What to do: Select the lines below containing the word "House".

════════════════

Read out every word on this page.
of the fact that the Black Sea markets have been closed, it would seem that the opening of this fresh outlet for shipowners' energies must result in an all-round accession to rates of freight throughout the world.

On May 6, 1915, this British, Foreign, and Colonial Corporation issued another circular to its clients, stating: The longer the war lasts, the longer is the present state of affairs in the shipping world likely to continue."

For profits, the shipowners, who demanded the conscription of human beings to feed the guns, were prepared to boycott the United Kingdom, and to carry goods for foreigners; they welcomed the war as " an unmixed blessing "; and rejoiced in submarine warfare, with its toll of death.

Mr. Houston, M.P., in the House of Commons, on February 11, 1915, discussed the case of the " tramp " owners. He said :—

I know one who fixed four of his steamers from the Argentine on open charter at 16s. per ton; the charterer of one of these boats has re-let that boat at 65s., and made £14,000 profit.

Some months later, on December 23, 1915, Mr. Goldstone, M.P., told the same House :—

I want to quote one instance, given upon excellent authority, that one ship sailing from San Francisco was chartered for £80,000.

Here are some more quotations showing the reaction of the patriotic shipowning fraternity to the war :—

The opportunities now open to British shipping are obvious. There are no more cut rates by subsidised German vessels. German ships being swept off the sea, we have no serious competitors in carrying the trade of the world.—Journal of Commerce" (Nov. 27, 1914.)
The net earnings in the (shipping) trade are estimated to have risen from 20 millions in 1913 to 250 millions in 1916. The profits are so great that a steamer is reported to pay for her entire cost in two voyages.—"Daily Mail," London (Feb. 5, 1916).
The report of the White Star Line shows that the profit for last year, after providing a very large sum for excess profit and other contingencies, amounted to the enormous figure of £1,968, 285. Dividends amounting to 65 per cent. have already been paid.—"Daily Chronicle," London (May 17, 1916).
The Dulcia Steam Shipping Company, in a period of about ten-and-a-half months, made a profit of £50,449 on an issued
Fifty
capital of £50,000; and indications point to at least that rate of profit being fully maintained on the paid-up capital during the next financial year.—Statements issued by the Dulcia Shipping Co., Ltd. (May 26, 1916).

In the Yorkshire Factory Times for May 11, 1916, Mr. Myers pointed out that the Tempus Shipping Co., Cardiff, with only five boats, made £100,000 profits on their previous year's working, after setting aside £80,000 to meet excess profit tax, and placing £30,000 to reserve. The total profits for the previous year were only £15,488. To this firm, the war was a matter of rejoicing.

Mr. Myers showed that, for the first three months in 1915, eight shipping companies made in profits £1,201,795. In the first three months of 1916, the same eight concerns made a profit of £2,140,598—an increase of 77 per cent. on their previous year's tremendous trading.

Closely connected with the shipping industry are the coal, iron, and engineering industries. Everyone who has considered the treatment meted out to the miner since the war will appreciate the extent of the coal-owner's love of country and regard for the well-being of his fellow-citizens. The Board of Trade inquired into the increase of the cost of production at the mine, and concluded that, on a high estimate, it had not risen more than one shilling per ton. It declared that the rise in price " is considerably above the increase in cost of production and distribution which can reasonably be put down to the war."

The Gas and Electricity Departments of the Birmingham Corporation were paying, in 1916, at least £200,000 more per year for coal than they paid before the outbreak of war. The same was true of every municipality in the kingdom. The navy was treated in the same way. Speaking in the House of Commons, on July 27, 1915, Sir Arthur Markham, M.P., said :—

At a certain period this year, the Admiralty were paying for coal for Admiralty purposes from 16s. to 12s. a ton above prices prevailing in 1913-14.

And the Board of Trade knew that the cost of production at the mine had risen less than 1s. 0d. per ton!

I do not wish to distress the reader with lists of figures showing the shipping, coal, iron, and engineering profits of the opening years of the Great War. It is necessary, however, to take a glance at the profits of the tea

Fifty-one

════════════════

Solution for this exercise:
Mr. Houston, M.P., in the House of Commons, on February 11, 1915, discussed the case of the " tramp " owners. He said :—
Some months later, on December 23, 1915, Mr. Goldstone, M.P., told the same House :—
The Gas and Electricity Departments of the Birmingham Corporation were paying, in 1916, at least £200,000 more per year for coal than they paid before the outbreak of war. The same was true of every municipality in the kingdom. The navy was treated in the same way. Speaking in the House of Commons, on July 27, 1915, Sir Arthur Markham, M.P., said :—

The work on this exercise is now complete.